**Aim**
Work out how many lines of the records contain "Guhai". Answer with the number and nothing else.

[Data items]
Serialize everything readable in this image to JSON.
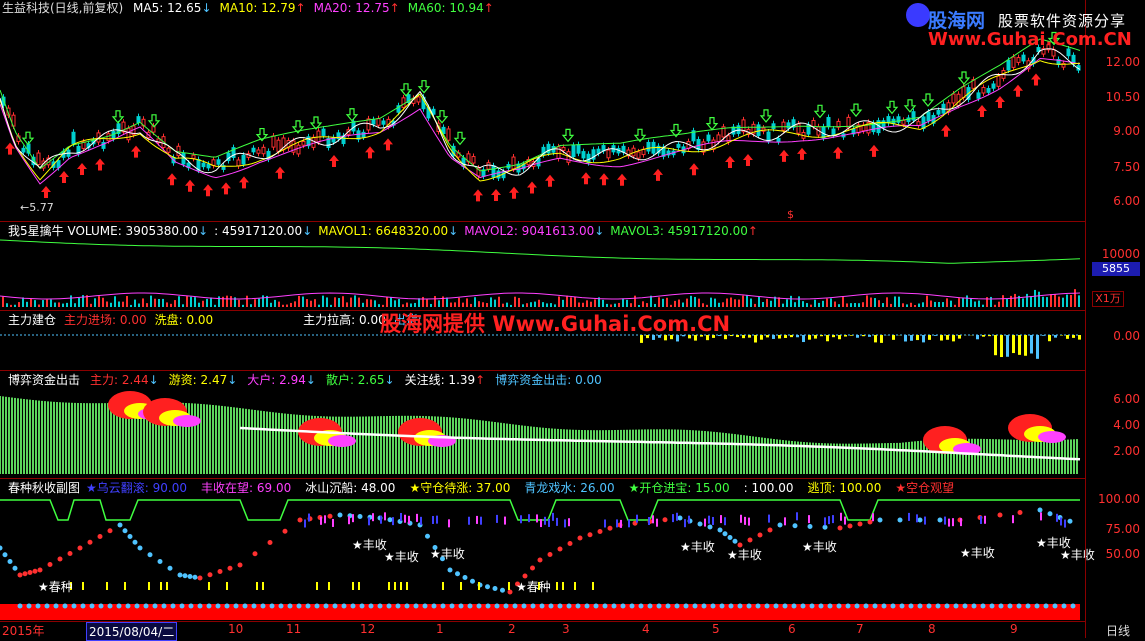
{
  "main": {
    "stock": "生益科技(日线,前复权)",
    "items": [
      {
        "label": "MA5: 12.65",
        "arrow": "↓",
        "color": "#ffffff",
        "arrow_color": "#4fc3ff"
      },
      {
        "label": "MA10: 12.79",
        "arrow": "↑",
        "color": "#ffff00",
        "arrow_color": "#ff3030"
      },
      {
        "label": "MA20: 12.75",
        "arrow": "↑",
        "color": "#ff40ff",
        "arrow_color": "#ff3030"
      },
      {
        "label": "MA60: 10.94",
        "arrow": "↑",
        "color": "#40ff40",
        "arrow_color": "#ff3030"
      }
    ],
    "low_label": "5.77",
    "dollar": "$",
    "yticks": [
      "12.00",
      "10.50",
      "9.00",
      "7.50",
      "6.00"
    ]
  },
  "volume": {
    "items": [
      {
        "label": "我5星擒牛 VOLUME: 3905380.00",
        "arrow": "↓",
        "color": "#ffffff",
        "arrow_color": "#4fc3ff"
      },
      {
        "label": ": 45917120.00",
        "arrow": "↓",
        "color": "#ffffff",
        "arrow_color": "#4fc3ff"
      },
      {
        "label": "MAVOL1: 6648320.00",
        "arrow": "↓",
        "color": "#ffff00",
        "arrow_color": "#4fc3ff"
      },
      {
        "label": "MAVOL2: 9041613.00",
        "arrow": "↓",
        "color": "#ff40ff",
        "arrow_color": "#4fc3ff"
      },
      {
        "label": "MAVOL3: 45917120.00",
        "arrow": "↑",
        "color": "#40ff40",
        "arrow_color": "#ff3030"
      }
    ],
    "yticks": [
      "10000",
      "5855"
    ],
    "unit": "X1万"
  },
  "zhuli": {
    "items": [
      {
        "label": "主力建仓",
        "color": "#ffffff"
      },
      {
        "label": "主力进场: 0.00",
        "color": "#ff3030"
      },
      {
        "label": "洗盘: 0.00",
        "color": "#ffff00"
      },
      {
        "label": "主力拉高: 0.00",
        "color": "#ffffff"
      },
      {
        "label": "出货:",
        "color": "#4fc3ff"
      }
    ],
    "watermark": "股海网提供 Www.Guhai.Com.CN",
    "yticks": [
      "0.00"
    ]
  },
  "boyi": {
    "items": [
      {
        "label": "博弈资金出击",
        "arrow": "",
        "color": "#ffffff"
      },
      {
        "label": "主力: 2.44",
        "arrow": "↓",
        "color": "#ff3030",
        "arrow_color": "#4fc3ff"
      },
      {
        "label": "游资: 2.47",
        "arrow": "↓",
        "color": "#ffff00",
        "arrow_color": "#4fc3ff"
      },
      {
        "label": "大户: 2.94",
        "arrow": "↓",
        "color": "#ff40ff",
        "arrow_color": "#4fc3ff"
      },
      {
        "label": "散户: 2.65",
        "arrow": "↓",
        "color": "#40ff40",
        "arrow_color": "#4fc3ff"
      },
      {
        "label": "关注线: 1.39",
        "arrow": "↑",
        "color": "#ffffff",
        "arrow_color": "#ff3030"
      },
      {
        "label": "博弈资金出击: 0.00",
        "arrow": "",
        "color": "#4fc3ff"
      }
    ],
    "yticks": [
      "6.00",
      "4.00",
      "2.00"
    ]
  },
  "chunzhong": {
    "items": [
      {
        "label": "春种秋收副图",
        "color": "#ffffff"
      },
      {
        "label": "★乌云翻滚: 90.00",
        "color": "#4040ff"
      },
      {
        "label": "丰收在望: 69.00",
        "color": "#ff40ff"
      },
      {
        "label": "冰山沉船: 48.00",
        "color": "#ffffff"
      },
      {
        "label": "★守仓待涨: 37.00",
        "color": "#ffff00"
      },
      {
        "label": "青龙戏水: 26.00",
        "color": "#4fc3ff"
      },
      {
        "label": "★开仓进宝: 15.00",
        "color": "#40ff40"
      },
      {
        "label": ": 100.00",
        "color": "#ffffff"
      },
      {
        "label": "逃顶: 100.00",
        "color": "#ffff00"
      },
      {
        "label": "★空仓观望",
        "color": "#ff3030"
      }
    ],
    "yticks": [
      "100.00",
      "75.00",
      "50.00"
    ],
    "signals": [
      {
        "text": "★春种",
        "x": 38,
        "y": 578
      },
      {
        "text": "★丰收",
        "x": 352,
        "y": 536
      },
      {
        "text": "★丰收",
        "x": 384,
        "y": 548
      },
      {
        "text": "★丰收",
        "x": 430,
        "y": 545
      },
      {
        "text": "★春种",
        "x": 516,
        "y": 578
      },
      {
        "text": "★丰收",
        "x": 680,
        "y": 538
      },
      {
        "text": "★丰收",
        "x": 727,
        "y": 546
      },
      {
        "text": "★丰收",
        "x": 802,
        "y": 538
      },
      {
        "text": "★丰收",
        "x": 960,
        "y": 544
      },
      {
        "text": "★丰收",
        "x": 1036,
        "y": 534
      },
      {
        "text": "★丰收",
        "x": 1060,
        "y": 546
      }
    ]
  },
  "xaxis": {
    "labels": [
      "2015年",
      "2015/08/04/二",
      "10",
      "11",
      "12",
      "1",
      "2",
      "3",
      "4",
      "5",
      "6",
      "7",
      "8",
      "9"
    ],
    "period": "日线"
  },
  "logo": {
    "name": "股海网",
    "slogan": "股票软件资源分享",
    "url": "Www.Guhai.Com.CN"
  },
  "colors": {
    "bg": "#000000",
    "up": "#ff0000",
    "down": "#00cc00",
    "axis": "#8b0000"
  }
}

**The response**
2